■ **Material supplied**
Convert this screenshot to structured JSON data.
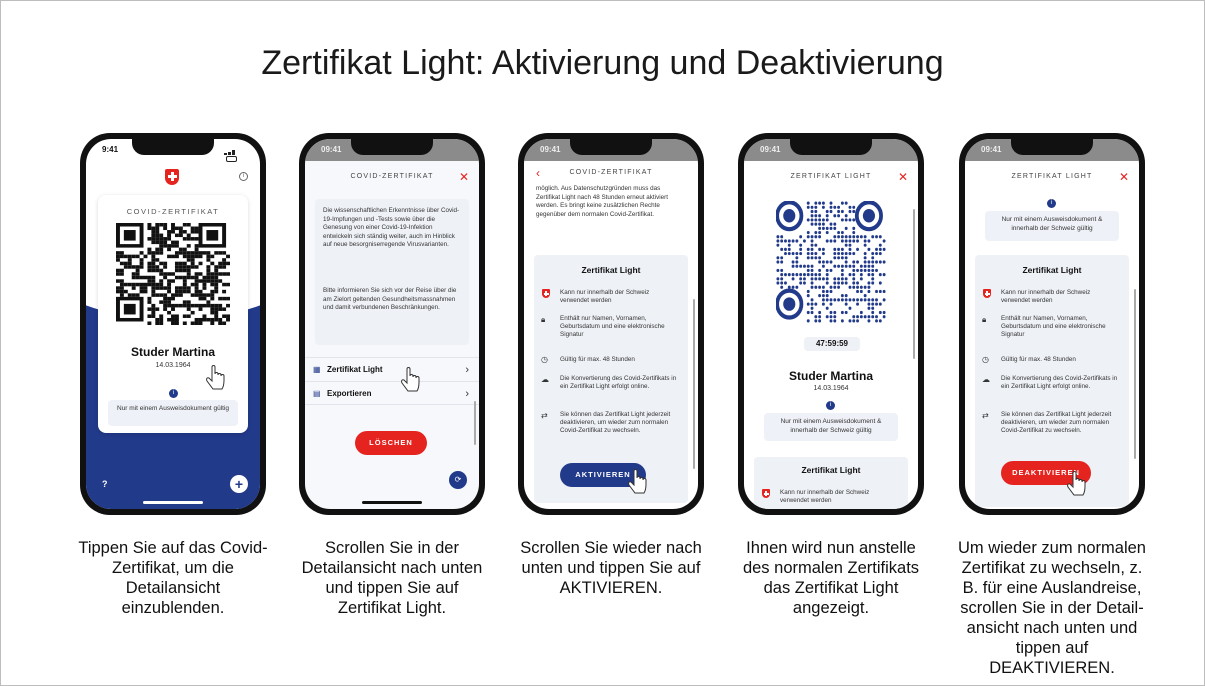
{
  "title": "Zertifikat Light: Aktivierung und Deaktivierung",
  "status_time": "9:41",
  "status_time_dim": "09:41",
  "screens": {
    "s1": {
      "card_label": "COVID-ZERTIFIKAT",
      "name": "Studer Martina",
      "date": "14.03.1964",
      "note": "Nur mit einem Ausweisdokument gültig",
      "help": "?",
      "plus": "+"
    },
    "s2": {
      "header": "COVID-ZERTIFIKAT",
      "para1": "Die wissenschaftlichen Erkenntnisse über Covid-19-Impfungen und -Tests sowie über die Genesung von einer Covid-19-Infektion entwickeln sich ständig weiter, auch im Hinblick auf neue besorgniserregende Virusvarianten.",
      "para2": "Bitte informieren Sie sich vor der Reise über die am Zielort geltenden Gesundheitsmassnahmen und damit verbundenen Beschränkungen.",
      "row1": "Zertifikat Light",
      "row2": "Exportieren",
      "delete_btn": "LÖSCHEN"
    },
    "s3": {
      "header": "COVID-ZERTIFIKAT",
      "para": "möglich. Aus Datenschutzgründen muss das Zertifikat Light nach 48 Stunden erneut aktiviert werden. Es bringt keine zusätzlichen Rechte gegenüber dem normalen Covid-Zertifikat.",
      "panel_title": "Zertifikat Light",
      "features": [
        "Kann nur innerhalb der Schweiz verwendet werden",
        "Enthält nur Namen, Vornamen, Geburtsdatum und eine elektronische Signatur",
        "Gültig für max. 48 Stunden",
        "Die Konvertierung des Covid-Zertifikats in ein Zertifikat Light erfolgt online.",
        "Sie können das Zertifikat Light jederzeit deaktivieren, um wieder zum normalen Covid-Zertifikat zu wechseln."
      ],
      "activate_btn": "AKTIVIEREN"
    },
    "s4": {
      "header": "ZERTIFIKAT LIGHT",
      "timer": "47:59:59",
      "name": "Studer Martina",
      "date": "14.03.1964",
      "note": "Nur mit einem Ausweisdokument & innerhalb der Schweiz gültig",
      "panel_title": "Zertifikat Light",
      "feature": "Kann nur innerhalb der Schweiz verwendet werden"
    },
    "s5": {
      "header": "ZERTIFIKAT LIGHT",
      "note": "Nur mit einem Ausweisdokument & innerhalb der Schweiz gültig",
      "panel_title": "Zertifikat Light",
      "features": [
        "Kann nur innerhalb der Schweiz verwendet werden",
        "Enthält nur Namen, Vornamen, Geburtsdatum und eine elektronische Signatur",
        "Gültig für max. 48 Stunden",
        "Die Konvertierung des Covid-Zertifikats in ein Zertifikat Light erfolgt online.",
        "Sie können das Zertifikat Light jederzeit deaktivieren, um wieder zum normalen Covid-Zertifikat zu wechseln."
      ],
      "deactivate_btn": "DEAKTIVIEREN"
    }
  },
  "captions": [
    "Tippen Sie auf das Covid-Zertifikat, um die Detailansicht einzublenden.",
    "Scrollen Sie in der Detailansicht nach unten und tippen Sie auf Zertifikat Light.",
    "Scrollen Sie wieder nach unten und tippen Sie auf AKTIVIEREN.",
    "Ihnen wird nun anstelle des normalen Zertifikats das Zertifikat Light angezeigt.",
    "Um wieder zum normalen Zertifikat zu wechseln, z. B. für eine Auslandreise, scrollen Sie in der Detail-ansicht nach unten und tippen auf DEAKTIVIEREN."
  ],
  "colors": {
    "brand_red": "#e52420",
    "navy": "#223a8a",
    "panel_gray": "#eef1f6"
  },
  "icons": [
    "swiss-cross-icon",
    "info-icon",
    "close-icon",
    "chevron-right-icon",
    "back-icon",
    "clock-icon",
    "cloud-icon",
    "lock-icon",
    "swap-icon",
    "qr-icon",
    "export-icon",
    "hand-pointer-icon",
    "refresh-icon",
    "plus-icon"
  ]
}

■ **Problem requirements**
An exact reproduction of the data is required, with pictures excluded.

■ **Your solution**
Convert this screenshot to structured JSON data.
{
  "title": "Zertifikat Light: Aktivierung und Deaktivierung",
  "status_time": "9:41",
  "status_time_dim": "09:41",
  "screens": {
    "s1": {
      "card_label": "COVID-ZERTIFIKAT",
      "name": "Studer Martina",
      "date": "14.03.1964",
      "note": "Nur mit einem Ausweisdokument gültig",
      "help": "?",
      "plus": "+"
    },
    "s2": {
      "header": "COVID-ZERTIFIKAT",
      "para1": "Die wissenschaftlichen Erkenntnisse über Covid-19-Impfungen und -Tests sowie über die Genesung von einer Covid-19-Infektion entwickeln sich ständig weiter, auch im Hinblick auf neue besorgniserregende Virusvarianten.",
      "para2": "Bitte informieren Sie sich vor der Reise über die am Zielort geltenden Gesundheitsmassnahmen und damit verbundenen Beschränkungen.",
      "row1": "Zertifikat Light",
      "row2": "Exportieren",
      "delete_btn": "LÖSCHEN"
    },
    "s3": {
      "header": "COVID-ZERTIFIKAT",
      "para": "möglich. Aus Datenschutzgründen muss das Zertifikat Light nach 48 Stunden erneut aktiviert werden. Es bringt keine zusätzlichen Rechte gegenüber dem normalen Covid-Zertifikat.",
      "panel_title": "Zertifikat Light",
      "features": [
        "Kann nur innerhalb der Schweiz verwendet werden",
        "Enthält nur Namen, Vornamen, Geburtsdatum und eine elektronische Signatur",
        "Gültig für max. 48 Stunden",
        "Die Konvertierung des Covid-Zertifikats in ein Zertifikat Light erfolgt online.",
        "Sie können das Zertifikat Light jederzeit deaktivieren, um wieder zum normalen Covid-Zertifikat zu wechseln."
      ],
      "activate_btn": "AKTIVIEREN"
    },
    "s4": {
      "header": "ZERTIFIKAT LIGHT",
      "timer": "47:59:59",
      "name": "Studer Martina",
      "date": "14.03.1964",
      "note": "Nur mit einem Ausweisdokument & innerhalb der Schweiz gültig",
      "panel_title": "Zertifikat Light",
      "feature": "Kann nur innerhalb der Schweiz verwendet werden"
    },
    "s5": {
      "header": "ZERTIFIKAT LIGHT",
      "note": "Nur mit einem Ausweisdokument & innerhalb der Schweiz gültig",
      "panel_title": "Zertifikat Light",
      "features": [
        "Kann nur innerhalb der Schweiz verwendet werden",
        "Enthält nur Namen, Vornamen, Geburtsdatum und eine elektronische Signatur",
        "Gültig für max. 48 Stunden",
        "Die Konvertierung des Covid-Zertifikats in ein Zertifikat Light erfolgt online.",
        "Sie können das Zertifikat Light jederzeit deaktivieren, um wieder zum normalen Covid-Zertifikat zu wechseln."
      ],
      "deactivate_btn": "DEAKTIVIEREN"
    }
  },
  "captions": [
    "Tippen Sie auf das Covid-Zertifikat, um die Detailansicht einzublenden.",
    "Scrollen Sie in der Detailansicht nach unten und tippen Sie auf Zertifikat Light.",
    "Scrollen Sie wieder nach unten und tippen Sie auf AKTIVIEREN.",
    "Ihnen wird nun anstelle des normalen Zertifikats das Zertifikat Light angezeigt.",
    "Um wieder zum normalen Zertifikat zu wechseln, z. B. für eine Auslandreise, scrollen Sie in der Detail-ansicht nach unten und tippen auf DEAKTIVIEREN."
  ],
  "colors": {
    "brand_red": "#e52420",
    "navy": "#223a8a",
    "panel_gray": "#eef1f6"
  },
  "icons": [
    "swiss-cross-icon",
    "info-icon",
    "close-icon",
    "chevron-right-icon",
    "back-icon",
    "clock-icon",
    "cloud-icon",
    "lock-icon",
    "swap-icon",
    "qr-icon",
    "export-icon",
    "hand-pointer-icon",
    "refresh-icon",
    "plus-icon"
  ]
}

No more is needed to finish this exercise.